=== EXERCISE REQUIREMENTS ===
In this exercise, reproduce all the entries that follow exactly.

=== GIVEN DATA ===
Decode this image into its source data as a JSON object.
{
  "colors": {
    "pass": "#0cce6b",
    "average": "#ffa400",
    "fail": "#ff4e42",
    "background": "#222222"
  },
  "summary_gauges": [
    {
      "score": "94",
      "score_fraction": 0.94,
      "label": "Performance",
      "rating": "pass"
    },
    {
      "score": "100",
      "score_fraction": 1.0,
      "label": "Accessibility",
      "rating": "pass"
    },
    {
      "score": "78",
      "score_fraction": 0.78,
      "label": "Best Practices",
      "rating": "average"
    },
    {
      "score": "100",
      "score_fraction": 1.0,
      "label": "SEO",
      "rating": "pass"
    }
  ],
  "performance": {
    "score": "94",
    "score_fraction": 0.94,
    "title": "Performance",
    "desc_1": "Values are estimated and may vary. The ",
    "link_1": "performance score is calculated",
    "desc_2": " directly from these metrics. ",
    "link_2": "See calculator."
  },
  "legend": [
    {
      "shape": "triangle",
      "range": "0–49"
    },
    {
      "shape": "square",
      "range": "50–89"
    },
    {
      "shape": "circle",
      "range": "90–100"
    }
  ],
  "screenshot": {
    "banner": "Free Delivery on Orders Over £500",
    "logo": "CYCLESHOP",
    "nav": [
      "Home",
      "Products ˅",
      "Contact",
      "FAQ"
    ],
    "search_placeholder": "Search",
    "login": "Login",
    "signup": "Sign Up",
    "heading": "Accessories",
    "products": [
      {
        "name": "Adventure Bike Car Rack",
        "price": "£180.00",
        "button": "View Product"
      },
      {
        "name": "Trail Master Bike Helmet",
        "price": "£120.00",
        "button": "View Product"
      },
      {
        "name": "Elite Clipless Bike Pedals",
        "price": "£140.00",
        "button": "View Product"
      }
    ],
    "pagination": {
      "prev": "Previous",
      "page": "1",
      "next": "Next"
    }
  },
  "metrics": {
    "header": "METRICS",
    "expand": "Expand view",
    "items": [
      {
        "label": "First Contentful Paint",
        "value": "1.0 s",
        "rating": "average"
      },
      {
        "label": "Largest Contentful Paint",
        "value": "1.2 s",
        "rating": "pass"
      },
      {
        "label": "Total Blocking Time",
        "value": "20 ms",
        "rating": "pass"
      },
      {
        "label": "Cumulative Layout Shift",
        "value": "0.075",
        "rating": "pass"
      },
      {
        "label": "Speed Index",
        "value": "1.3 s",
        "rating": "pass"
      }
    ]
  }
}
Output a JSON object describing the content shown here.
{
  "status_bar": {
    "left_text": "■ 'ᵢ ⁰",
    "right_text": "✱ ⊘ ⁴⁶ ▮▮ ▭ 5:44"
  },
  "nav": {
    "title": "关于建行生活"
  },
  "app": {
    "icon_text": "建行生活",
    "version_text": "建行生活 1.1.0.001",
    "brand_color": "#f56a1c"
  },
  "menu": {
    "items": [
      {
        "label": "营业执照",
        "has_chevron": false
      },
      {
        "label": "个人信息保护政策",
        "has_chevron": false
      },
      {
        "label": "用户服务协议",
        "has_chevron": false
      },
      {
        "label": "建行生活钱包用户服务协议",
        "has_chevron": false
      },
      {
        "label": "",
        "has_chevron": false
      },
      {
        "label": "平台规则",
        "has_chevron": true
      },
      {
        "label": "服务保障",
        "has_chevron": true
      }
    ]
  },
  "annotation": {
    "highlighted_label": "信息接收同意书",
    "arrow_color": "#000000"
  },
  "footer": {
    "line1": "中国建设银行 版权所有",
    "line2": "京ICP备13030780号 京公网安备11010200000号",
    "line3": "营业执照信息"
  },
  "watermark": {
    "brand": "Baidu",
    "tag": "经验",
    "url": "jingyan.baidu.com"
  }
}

=== EXERCISE RESPONSE ===
Decode this image into its source data as a JSON object.
{
  "colors": {
    "pass": "#0cce6b",
    "average": "#ffa400",
    "fail": "#ff4e42",
    "background": "#222222"
  },
  "summary_gauges": [
    {
      "score": "94",
      "score_fraction": 0.94,
      "label": "Performance",
      "rating": "pass"
    },
    {
      "score": "100",
      "score_fraction": 1.0,
      "label": "Accessibility",
      "rating": "pass"
    },
    {
      "score": "78",
      "score_fraction": 0.78,
      "label": "Best Practices",
      "rating": "average"
    },
    {
      "score": "100",
      "score_fraction": 1.0,
      "label": "SEO",
      "rating": "pass"
    }
  ],
  "performance": {
    "score": "94",
    "score_fraction": 0.94,
    "title": "Performance",
    "desc_1": "Values are estimated and may vary. The ",
    "link_1": "performance score is calculated",
    "desc_2": " directly from these metrics. ",
    "link_2": "See calculator."
  },
  "legend": [
    {
      "shape": "triangle",
      "range": "0–49"
    },
    {
      "shape": "square",
      "range": "50–89"
    },
    {
      "shape": "circle",
      "range": "90–100"
    }
  ],
  "screenshot": {
    "banner": "Free Delivery on Orders Over £500",
    "logo": "CYCLESHOP",
    "nav": [
      "Home",
      "Products ˅",
      "Contact",
      "FAQ"
    ],
    "search_placeholder": "Search",
    "login": "Login",
    "signup": "Sign Up",
    "heading": "Accessories",
    "products": [
      {
        "name": "Adventure Bike Car Rack",
        "price": "£180.00",
        "button": "View Product"
      },
      {
        "name": "Trail Master Bike Helmet",
        "price": "£120.00",
        "button": "View Product"
      },
      {
        "name": "Elite Clipless Bike Pedals",
        "price": "£140.00",
        "button": "View Product"
      }
    ],
    "pagination": {
      "prev": "Previous",
      "page": "1",
      "next": "Next"
    }
  },
  "metrics": {
    "header": "METRICS",
    "expand": "Expand view",
    "items": [
      {
        "label": "First Contentful Paint",
        "value": "1.0 s",
        "rating": "average"
      },
      {
        "label": "Largest Contentful Paint",
        "value": "1.2 s",
        "rating": "pass"
      },
      {
        "label": "Total Blocking Time",
        "value": "20 ms",
        "rating": "pass"
      },
      {
        "label": "Cumulative Layout Shift",
        "value": "0.075",
        "rating": "pass"
      },
      {
        "label": "Speed Index",
        "value": "1.3 s",
        "rating": "pass"
      }
    ]
  }
}
Output a JSON object describing the content shown here.
{
  "status_bar": {
    "left_text": "■ 'ᵢ ⁰",
    "right_text": "✱ ⊘ ⁴⁶ ▮▮ ▭ 5:44"
  },
  "nav": {
    "title": "关于建行生活"
  },
  "app": {
    "icon_text": "建行生活",
    "version_text": "建行生活 1.1.0.001",
    "brand_color": "#f56a1c"
  },
  "menu": {
    "items": [
      {
        "label": "营业执照",
        "has_chevron": false
      },
      {
        "label": "个人信息保护政策",
        "has_chevron": false
      },
      {
        "label": "用户服务协议",
        "has_chevron": false
      },
      {
        "label": "建行生活钱包用户服务协议",
        "has_chevron": false
      },
      {
        "label": "",
        "has_chevron": false
      },
      {
        "label": "平台规则",
        "has_chevron": true
      },
      {
        "label": "服务保障",
        "has_chevron": true
      }
    ]
  },
  "annotation": {
    "highlighted_label": "信息接收同意书",
    "arrow_color": "#000000"
  },
  "footer": {
    "line1": "中国建设银行 版权所有",
    "line2": "京ICP备13030780号 京公网安备11010200000号",
    "line3": "营业执照信息"
  },
  "watermark": {
    "brand": "Baidu",
    "tag": "经验",
    "url": "jingyan.baidu.com"
  }
}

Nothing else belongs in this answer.